Exercise material »

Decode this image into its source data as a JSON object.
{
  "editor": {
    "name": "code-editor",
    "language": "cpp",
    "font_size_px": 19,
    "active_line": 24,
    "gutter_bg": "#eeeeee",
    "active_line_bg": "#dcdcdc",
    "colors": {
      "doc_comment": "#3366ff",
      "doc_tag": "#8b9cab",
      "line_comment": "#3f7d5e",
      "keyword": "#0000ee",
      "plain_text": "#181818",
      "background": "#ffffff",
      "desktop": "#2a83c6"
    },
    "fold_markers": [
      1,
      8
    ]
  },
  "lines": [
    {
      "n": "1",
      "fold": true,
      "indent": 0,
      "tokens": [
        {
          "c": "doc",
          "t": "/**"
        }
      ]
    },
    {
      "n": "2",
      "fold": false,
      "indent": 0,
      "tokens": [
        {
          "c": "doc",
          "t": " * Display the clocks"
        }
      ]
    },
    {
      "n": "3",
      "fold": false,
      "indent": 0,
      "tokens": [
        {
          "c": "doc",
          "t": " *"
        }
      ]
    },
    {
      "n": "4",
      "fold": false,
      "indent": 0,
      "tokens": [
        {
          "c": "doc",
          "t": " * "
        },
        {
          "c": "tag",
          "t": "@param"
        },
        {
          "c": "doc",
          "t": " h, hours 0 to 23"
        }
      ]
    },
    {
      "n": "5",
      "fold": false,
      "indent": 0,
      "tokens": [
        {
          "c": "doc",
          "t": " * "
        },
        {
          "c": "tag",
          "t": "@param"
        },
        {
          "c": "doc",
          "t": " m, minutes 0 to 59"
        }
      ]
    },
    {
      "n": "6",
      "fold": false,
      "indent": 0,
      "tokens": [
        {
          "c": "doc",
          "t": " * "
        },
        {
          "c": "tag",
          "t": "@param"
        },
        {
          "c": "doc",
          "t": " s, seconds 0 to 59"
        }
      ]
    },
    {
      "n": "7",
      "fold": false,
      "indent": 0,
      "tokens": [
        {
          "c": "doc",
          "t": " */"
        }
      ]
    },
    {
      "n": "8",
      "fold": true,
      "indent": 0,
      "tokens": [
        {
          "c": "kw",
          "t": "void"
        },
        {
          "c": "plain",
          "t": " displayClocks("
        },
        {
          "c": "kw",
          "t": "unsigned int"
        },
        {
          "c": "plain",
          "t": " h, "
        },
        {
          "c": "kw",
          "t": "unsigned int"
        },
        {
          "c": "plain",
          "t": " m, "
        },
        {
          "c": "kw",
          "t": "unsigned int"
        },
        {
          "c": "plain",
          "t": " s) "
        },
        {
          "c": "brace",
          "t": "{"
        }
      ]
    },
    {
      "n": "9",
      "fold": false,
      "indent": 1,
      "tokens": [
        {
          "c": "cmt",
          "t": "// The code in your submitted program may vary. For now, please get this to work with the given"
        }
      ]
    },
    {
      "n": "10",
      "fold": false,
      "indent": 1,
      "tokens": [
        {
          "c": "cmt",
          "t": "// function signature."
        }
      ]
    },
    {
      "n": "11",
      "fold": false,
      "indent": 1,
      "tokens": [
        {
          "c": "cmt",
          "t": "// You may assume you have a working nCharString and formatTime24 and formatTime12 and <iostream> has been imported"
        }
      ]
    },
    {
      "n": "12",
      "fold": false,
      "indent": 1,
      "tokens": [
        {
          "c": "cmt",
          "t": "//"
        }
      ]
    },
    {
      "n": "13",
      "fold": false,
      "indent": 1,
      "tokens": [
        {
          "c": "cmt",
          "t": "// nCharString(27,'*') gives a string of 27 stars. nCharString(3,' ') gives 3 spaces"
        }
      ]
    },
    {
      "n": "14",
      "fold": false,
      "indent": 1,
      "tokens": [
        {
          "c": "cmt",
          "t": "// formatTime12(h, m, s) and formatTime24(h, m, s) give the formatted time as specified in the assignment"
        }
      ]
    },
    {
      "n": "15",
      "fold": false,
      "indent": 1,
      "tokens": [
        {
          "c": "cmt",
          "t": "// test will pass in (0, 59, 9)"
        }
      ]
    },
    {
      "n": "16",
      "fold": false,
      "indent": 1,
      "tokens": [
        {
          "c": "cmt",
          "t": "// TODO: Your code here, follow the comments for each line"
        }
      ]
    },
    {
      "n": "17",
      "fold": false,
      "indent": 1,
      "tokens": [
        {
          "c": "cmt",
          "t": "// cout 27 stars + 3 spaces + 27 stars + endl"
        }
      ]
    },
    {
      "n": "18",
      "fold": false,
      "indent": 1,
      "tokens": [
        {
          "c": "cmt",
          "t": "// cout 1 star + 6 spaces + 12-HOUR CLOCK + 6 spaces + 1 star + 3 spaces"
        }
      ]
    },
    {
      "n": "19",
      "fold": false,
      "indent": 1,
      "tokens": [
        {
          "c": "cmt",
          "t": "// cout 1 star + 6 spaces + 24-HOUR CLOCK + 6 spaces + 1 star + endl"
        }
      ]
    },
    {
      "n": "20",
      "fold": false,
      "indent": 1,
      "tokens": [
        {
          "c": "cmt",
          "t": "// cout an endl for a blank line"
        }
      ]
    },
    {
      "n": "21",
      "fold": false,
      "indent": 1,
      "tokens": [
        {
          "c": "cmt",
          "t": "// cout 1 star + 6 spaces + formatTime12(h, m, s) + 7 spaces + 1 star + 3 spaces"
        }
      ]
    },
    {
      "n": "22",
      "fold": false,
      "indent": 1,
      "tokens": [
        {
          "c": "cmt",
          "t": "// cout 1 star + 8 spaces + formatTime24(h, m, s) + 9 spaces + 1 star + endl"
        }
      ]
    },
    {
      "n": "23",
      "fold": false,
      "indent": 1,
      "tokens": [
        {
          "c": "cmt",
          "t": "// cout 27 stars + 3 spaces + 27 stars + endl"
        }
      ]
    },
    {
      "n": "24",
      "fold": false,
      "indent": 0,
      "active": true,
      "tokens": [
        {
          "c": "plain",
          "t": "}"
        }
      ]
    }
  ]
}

Written instruction » Exactly how many lines of the listing above contain the string "this"? Give no more than the number.

Exercise output » 2